Supplied passage.
↓

Database version control plan: hot or not?
Based on reading around the web, stack overflow, and mostly these articles about db versioning that were linked from coding horror, I've made a stab at writing a plan for versioning the database of an 8 year old php mysql website.
Database Version Control plan - Create a db as the "Master Database" - Create a table db_version (id, script_name, version_number, author, comment, date_ran) - Create baseline script for schema+core data that creates this db from scratch, run this on Master Db - Create a "test data" script to load any db with working data - Modifications to the master db are ONLY to be made through the db versioning process - Ensure everyone developing against the Master Db has a local db created by the baseline script - Procedures for commiting and updating from the Master Db - Master Db Commit - Perform a schema diff between your local db and the master db - Perform a data diff on core data between your local db and master db - If there are changes in either or both cases, combine these changes into an update script - Collect the data to be added to a new row in db_version table, and add an insert for this into the script - new version number = latest master db version number +1 - author - comment - The script must be named as changeScript_V.sql where V is the latest master db version +1 - Run the script against the master db - If the script executed succesfully, add it to the svn repository - Add the new db_version record to your local db_version table - Update from Master Db - Update your local svn checkout to have all the latest change scripts available - compares your local db_version table to the master db_version table to determine which change scripts to run - Run the required change scripts in order against your local db, which will also update your local db_version table
My first question is, does this sound correct? My second question is, the commit process seems a bit complicated to do more than once a day. Is there a way to reliably automate it? Or should I not be commiting database changes often enough for it to matter?
Looking at your proposals, it doesn't seem like something that's feasible nor practical. I was working in a company where we used more than 1k tables per database (very complex system), and it all worked fine like this:
- Have one person in charge of the DB (lets call him DBPerson) - every script/db change has to pass through him. This will avoid any unnecessary changes, and some 'overlooks' of the issues (for example, if someone moves an index to perform better for his query, hi might destroy other persons work, maybe someone will create a table that is completely redundant and unnecessary, etc...). This will keep db clean and efficient. Even if it seems like this is too much work for one guy (or his deputy), in fact it isn't - the db usually rarely changes.
- Each script has to pass validation through DBPerson
- When the script is approved, the DBPerson assigns a number and puts it in 'update' folder/svn(...), with appropriate numbering (as you suggested, incremental numbers for example).
- Next, if you have some continuous integration in place, the script gets picked up and updates the db (if you don't have continuous integration, do it manually).
- Do not store entire database script, with all the data in script. Store the actual database instead. If you have branches of the solution - have each branch with it's own database, or you can always have update scripts divided for each of the branches so you could rollback/forward to another branch. But, I really recommend to have a separate db for each branch.
- Have one database always with default data (intact) - for needs of unit tests, regression tests etc. Whenever you do the tests, do them on the copy of this database. You could even put a nightly cleanup of the test databases with the main one (if appropriate of course).
In an environment like this you'll have multiple versions of database:
- Developers database (local) - the one that the dev guy is using to test his work. He can always copy from Master or Test Master.
- Master database - the one with all the default values, maybe semi-empty if you're doing redeploys to new clients.
- Test Master database - Master database filled with test data. Any scripts you have ran on Master you ran here as well.
- Test in progress database - copied from Test Master and used for testing - gets overwritten prior to any new test.
- If you have branches (similar database with slight difference for each of the clients) than you'll have the same as above for each branch...
You will most certainly have to make modifications of this to match your situation, but anyway I think that keeping the textual version of the create script for entire database is wrong in terms of maintainability, merging, updating, etc...

↑

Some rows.

↓

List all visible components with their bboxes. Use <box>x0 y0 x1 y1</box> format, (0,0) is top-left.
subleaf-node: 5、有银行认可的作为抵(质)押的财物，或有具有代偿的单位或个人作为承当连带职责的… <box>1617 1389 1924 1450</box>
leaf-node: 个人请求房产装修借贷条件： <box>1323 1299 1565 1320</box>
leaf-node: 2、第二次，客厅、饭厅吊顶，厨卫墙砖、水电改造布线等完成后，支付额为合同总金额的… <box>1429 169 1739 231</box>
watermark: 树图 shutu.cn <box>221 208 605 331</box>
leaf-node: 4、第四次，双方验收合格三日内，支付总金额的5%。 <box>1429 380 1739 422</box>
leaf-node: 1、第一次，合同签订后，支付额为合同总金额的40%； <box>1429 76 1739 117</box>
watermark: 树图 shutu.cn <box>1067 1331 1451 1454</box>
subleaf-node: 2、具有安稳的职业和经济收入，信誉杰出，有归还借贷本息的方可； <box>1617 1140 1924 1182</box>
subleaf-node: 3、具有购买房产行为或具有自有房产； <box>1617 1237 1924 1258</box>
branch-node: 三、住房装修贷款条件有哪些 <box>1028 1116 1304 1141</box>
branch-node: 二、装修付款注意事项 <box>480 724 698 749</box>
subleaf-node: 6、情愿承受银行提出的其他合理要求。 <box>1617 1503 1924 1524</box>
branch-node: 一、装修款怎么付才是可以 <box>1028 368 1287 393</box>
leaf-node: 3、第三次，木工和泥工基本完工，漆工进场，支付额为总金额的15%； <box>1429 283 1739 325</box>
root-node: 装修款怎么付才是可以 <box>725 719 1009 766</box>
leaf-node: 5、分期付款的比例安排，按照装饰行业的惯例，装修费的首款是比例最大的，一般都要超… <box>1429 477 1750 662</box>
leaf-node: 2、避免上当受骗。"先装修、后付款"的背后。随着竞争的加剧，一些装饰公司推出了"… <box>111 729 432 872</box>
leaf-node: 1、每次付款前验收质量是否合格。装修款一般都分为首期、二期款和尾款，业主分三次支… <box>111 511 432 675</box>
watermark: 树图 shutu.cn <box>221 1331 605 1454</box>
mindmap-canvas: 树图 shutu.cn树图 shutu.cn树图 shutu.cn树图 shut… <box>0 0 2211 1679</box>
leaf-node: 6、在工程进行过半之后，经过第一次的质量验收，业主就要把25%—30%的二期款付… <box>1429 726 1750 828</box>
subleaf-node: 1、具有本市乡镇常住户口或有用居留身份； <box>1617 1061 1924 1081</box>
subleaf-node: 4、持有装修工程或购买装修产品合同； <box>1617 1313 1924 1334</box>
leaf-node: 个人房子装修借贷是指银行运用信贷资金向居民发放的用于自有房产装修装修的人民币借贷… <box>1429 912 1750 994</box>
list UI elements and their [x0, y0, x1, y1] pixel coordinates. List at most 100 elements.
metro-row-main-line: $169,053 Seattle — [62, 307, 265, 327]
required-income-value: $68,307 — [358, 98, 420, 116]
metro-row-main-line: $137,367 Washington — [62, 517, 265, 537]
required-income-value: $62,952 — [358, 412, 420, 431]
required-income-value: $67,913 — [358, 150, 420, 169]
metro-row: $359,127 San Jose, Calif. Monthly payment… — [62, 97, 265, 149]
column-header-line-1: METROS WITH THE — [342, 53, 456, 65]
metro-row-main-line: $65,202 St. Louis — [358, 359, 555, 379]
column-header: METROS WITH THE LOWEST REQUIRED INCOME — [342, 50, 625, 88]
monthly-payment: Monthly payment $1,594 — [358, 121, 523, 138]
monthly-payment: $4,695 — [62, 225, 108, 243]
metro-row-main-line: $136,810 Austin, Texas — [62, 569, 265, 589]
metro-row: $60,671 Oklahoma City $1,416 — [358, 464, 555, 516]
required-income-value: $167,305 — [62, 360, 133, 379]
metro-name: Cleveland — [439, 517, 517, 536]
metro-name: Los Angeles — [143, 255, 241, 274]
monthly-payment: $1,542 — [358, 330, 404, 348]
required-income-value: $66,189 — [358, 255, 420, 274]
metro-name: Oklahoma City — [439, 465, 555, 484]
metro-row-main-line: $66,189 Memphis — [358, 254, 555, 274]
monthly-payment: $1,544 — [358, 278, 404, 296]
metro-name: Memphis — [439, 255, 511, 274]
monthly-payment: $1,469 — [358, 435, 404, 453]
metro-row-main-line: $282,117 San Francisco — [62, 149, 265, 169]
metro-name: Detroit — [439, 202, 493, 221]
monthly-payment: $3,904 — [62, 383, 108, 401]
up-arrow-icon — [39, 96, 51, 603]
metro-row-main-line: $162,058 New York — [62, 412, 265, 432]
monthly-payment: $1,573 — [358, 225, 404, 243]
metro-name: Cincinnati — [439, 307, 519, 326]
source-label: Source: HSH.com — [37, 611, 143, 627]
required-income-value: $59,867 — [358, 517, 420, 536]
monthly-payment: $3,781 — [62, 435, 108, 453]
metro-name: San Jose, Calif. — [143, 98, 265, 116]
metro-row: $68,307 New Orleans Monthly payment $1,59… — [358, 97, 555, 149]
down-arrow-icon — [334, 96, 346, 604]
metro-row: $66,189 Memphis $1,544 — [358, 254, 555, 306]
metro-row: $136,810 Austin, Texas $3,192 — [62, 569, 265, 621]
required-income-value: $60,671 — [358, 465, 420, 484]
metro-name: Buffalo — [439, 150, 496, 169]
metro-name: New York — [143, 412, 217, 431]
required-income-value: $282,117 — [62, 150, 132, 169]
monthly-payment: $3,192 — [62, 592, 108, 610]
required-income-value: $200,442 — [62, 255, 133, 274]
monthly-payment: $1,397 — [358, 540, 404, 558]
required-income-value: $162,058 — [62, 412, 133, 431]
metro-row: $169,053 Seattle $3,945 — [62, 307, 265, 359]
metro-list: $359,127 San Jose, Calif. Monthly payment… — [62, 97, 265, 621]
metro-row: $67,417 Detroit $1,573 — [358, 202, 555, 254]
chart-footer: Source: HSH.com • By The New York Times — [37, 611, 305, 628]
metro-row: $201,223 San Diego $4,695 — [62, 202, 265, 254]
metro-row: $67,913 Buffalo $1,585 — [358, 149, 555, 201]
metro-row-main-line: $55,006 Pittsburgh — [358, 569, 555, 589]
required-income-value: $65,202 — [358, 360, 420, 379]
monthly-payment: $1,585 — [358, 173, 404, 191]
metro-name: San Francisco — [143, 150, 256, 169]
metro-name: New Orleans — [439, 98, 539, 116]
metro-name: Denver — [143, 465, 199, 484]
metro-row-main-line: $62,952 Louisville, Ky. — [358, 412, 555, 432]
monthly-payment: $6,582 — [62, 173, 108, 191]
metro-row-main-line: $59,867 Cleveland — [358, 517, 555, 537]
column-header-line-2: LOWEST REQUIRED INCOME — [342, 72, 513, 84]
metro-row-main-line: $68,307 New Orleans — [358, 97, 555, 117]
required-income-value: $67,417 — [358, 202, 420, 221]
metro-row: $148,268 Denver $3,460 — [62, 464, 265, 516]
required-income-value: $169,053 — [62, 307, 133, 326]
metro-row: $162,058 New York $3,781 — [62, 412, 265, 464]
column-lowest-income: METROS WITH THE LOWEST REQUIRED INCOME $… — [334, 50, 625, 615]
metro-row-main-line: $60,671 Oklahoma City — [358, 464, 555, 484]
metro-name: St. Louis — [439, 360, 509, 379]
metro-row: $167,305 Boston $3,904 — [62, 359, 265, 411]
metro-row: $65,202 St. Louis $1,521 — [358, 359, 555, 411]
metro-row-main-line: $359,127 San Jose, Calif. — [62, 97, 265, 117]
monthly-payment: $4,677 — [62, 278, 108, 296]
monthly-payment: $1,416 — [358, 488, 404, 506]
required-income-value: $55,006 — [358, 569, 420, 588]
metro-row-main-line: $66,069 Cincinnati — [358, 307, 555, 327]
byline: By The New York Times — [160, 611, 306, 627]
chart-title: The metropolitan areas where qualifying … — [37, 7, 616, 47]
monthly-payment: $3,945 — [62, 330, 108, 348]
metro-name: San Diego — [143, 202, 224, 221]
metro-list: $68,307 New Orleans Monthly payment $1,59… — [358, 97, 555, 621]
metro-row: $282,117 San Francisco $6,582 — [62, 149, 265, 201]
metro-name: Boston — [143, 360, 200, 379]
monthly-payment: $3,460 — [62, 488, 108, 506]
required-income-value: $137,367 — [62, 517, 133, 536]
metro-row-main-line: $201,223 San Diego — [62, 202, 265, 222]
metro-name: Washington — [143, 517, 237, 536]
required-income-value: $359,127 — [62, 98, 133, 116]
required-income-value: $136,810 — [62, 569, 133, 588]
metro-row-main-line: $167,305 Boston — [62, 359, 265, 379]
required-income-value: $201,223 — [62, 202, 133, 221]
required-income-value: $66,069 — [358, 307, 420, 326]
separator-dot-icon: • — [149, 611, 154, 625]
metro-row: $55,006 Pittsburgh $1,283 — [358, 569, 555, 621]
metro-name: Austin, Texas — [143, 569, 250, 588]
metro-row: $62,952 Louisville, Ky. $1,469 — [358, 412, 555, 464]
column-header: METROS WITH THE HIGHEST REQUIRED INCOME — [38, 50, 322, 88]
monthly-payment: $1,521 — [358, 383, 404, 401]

↑

Problem set.
- A) In the database versioning thread, copy the part between "- Have one database" and "appropriate of course).", inclusive, replacing "default data" with "baseline data".
- B) According to the reply in the database versioning thread, why should every script or database change go through a single person in charge of the database?

Solutions to the problems.
- A)
- Have one database always with baseline data (intact) - for needs of unit tests, regression tests etc. Whenever you do the tests, do them on the copy of this database. You could even put a nightly cleanup of the test databases with the main one (if appropriate of course).

- B) It stops needless changes and catches problems others might miss. For example, someone moving an index to speed up their own query could wreck another person's work, or someone might add a redundant table. Routing every change through one person keeps the database clean and efficient.